— Task directions —
The records underneath are to be repeated exactly, with the pictures left out.

********

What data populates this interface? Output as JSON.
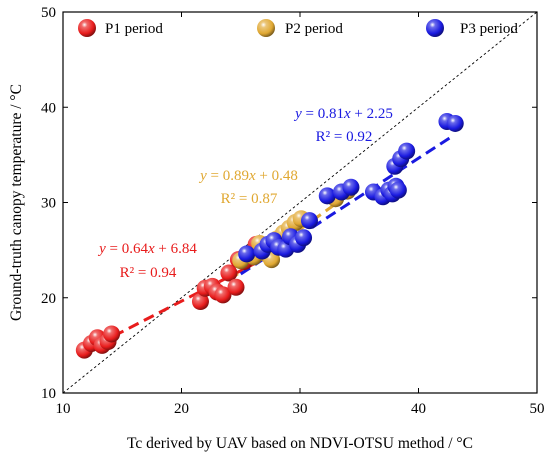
{
  "chart_data": {
    "type": "scatter",
    "xlabel": "Tc derived by UAV based on NDVI-OTSU method / °C",
    "ylabel": "Ground-truth canopy temperature / °C",
    "xlim": [
      10,
      50
    ],
    "ylim": [
      10,
      50
    ],
    "xticks": [
      10,
      20,
      30,
      40,
      50
    ],
    "yticks": [
      10,
      20,
      30,
      40,
      50
    ],
    "grid": false,
    "legend_position": "top",
    "reference_line": {
      "style": "dotted",
      "points": [
        [
          10,
          10
        ],
        [
          50,
          50
        ]
      ]
    },
    "series": [
      {
        "name": "P1 period",
        "color": "#e81c1c",
        "points": [
          [
            11.8,
            14.5
          ],
          [
            12.4,
            15.2
          ],
          [
            12.9,
            15.8
          ],
          [
            13.3,
            15.0
          ],
          [
            13.8,
            15.4
          ],
          [
            14.1,
            16.2
          ],
          [
            21.6,
            19.6
          ],
          [
            22.0,
            21.0
          ],
          [
            22.6,
            21.2
          ],
          [
            23.0,
            20.6
          ],
          [
            23.5,
            20.3
          ],
          [
            24.0,
            22.6
          ],
          [
            24.6,
            21.1
          ],
          [
            24.8,
            24.0
          ],
          [
            25.3,
            23.8
          ],
          [
            25.9,
            24.7
          ],
          [
            26.3,
            25.6
          ]
        ],
        "fit": {
          "slope": 0.64,
          "intercept": 6.84,
          "x_range": [
            13,
            27
          ]
        },
        "equation": {
          "prefix": "y",
          "rest": " = 0.64",
          "var": "x",
          "tail": " + 6.84",
          "r2": "R² = 0.94"
        }
      },
      {
        "name": "P2 period",
        "color": "#e0a832",
        "points": [
          [
            25.0,
            23.9
          ],
          [
            26.1,
            24.3
          ],
          [
            26.6,
            25.7
          ],
          [
            27.2,
            24.6
          ],
          [
            27.6,
            24.0
          ],
          [
            28.1,
            26.2
          ],
          [
            28.6,
            26.8
          ],
          [
            29.1,
            27.3
          ],
          [
            29.6,
            27.9
          ],
          [
            30.1,
            28.3
          ],
          [
            33.0,
            30.4
          ],
          [
            34.0,
            31.2
          ]
        ],
        "fit": {
          "slope": 0.89,
          "intercept": 0.48,
          "x_range": [
            24,
            34
          ]
        },
        "equation": {
          "prefix": "y",
          "rest": " = 0.89",
          "var": "x",
          "tail": " + 0.48",
          "r2": "R² = 0.87"
        }
      },
      {
        "name": "P3 period",
        "color": "#1a1ae0",
        "points": [
          [
            25.5,
            24.6
          ],
          [
            26.8,
            24.9
          ],
          [
            27.3,
            25.6
          ],
          [
            27.8,
            26.0
          ],
          [
            28.2,
            25.3
          ],
          [
            28.8,
            25.1
          ],
          [
            29.2,
            26.4
          ],
          [
            29.8,
            25.6
          ],
          [
            30.3,
            26.3
          ],
          [
            30.8,
            28.1
          ],
          [
            32.3,
            30.7
          ],
          [
            33.5,
            31.1
          ],
          [
            34.3,
            31.6
          ],
          [
            36.2,
            31.1
          ],
          [
            37.0,
            30.6
          ],
          [
            37.5,
            31.3
          ],
          [
            37.8,
            30.9
          ],
          [
            38.1,
            31.7
          ],
          [
            38.3,
            31.3
          ],
          [
            38.0,
            33.8
          ],
          [
            38.5,
            34.6
          ],
          [
            39.0,
            35.4
          ],
          [
            42.4,
            38.5
          ],
          [
            43.1,
            38.3
          ]
        ],
        "fit": {
          "slope": 0.81,
          "intercept": 2.25,
          "x_range": [
            25,
            43
          ]
        },
        "equation": {
          "prefix": "y",
          "rest": " = 0.81",
          "var": "x",
          "tail": " + 2.25",
          "r2": "R² = 0.92"
        }
      }
    ]
  }
}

********

— Reply —
What data populates this interface? Output as JSON.
{
  "chart_data": {
    "type": "scatter",
    "xlabel": "Tc derived by UAV based on NDVI-OTSU method / °C",
    "ylabel": "Ground-truth canopy temperature / °C",
    "xlim": [
      10,
      50
    ],
    "ylim": [
      10,
      50
    ],
    "xticks": [
      10,
      20,
      30,
      40,
      50
    ],
    "yticks": [
      10,
      20,
      30,
      40,
      50
    ],
    "grid": false,
    "legend_position": "top",
    "reference_line": {
      "style": "dotted",
      "points": [
        [
          10,
          10
        ],
        [
          50,
          50
        ]
      ]
    },
    "series": [
      {
        "name": "P1 period",
        "color": "#e81c1c",
        "points": [
          [
            11.8,
            14.5
          ],
          [
            12.4,
            15.2
          ],
          [
            12.9,
            15.8
          ],
          [
            13.3,
            15.0
          ],
          [
            13.8,
            15.4
          ],
          [
            14.1,
            16.2
          ],
          [
            21.6,
            19.6
          ],
          [
            22.0,
            21.0
          ],
          [
            22.6,
            21.2
          ],
          [
            23.0,
            20.6
          ],
          [
            23.5,
            20.3
          ],
          [
            24.0,
            22.6
          ],
          [
            24.6,
            21.1
          ],
          [
            24.8,
            24.0
          ],
          [
            25.3,
            23.8
          ],
          [
            25.9,
            24.7
          ],
          [
            26.3,
            25.6
          ]
        ],
        "fit": {
          "slope": 0.64,
          "intercept": 6.84,
          "x_range": [
            13,
            27
          ]
        },
        "equation": {
          "prefix": "y",
          "rest": " = 0.64",
          "var": "x",
          "tail": " + 6.84",
          "r2": "R² = 0.94"
        }
      },
      {
        "name": "P2 period",
        "color": "#e0a832",
        "points": [
          [
            25.0,
            23.9
          ],
          [
            26.1,
            24.3
          ],
          [
            26.6,
            25.7
          ],
          [
            27.2,
            24.6
          ],
          [
            27.6,
            24.0
          ],
          [
            28.1,
            26.2
          ],
          [
            28.6,
            26.8
          ],
          [
            29.1,
            27.3
          ],
          [
            29.6,
            27.9
          ],
          [
            30.1,
            28.3
          ],
          [
            33.0,
            30.4
          ],
          [
            34.0,
            31.2
          ]
        ],
        "fit": {
          "slope": 0.89,
          "intercept": 0.48,
          "x_range": [
            24,
            34
          ]
        },
        "equation": {
          "prefix": "y",
          "rest": " = 0.89",
          "var": "x",
          "tail": " + 0.48",
          "r2": "R² = 0.87"
        }
      },
      {
        "name": "P3 period",
        "color": "#1a1ae0",
        "points": [
          [
            25.5,
            24.6
          ],
          [
            26.8,
            24.9
          ],
          [
            27.3,
            25.6
          ],
          [
            27.8,
            26.0
          ],
          [
            28.2,
            25.3
          ],
          [
            28.8,
            25.1
          ],
          [
            29.2,
            26.4
          ],
          [
            29.8,
            25.6
          ],
          [
            30.3,
            26.3
          ],
          [
            30.8,
            28.1
          ],
          [
            32.3,
            30.7
          ],
          [
            33.5,
            31.1
          ],
          [
            34.3,
            31.6
          ],
          [
            36.2,
            31.1
          ],
          [
            37.0,
            30.6
          ],
          [
            37.5,
            31.3
          ],
          [
            37.8,
            30.9
          ],
          [
            38.1,
            31.7
          ],
          [
            38.3,
            31.3
          ],
          [
            38.0,
            33.8
          ],
          [
            38.5,
            34.6
          ],
          [
            39.0,
            35.4
          ],
          [
            42.4,
            38.5
          ],
          [
            43.1,
            38.3
          ]
        ],
        "fit": {
          "slope": 0.81,
          "intercept": 2.25,
          "x_range": [
            25,
            43
          ]
        },
        "equation": {
          "prefix": "y",
          "rest": " = 0.81",
          "var": "x",
          "tail": " + 2.25",
          "r2": "R² = 0.92"
        }
      }
    ]
  }
}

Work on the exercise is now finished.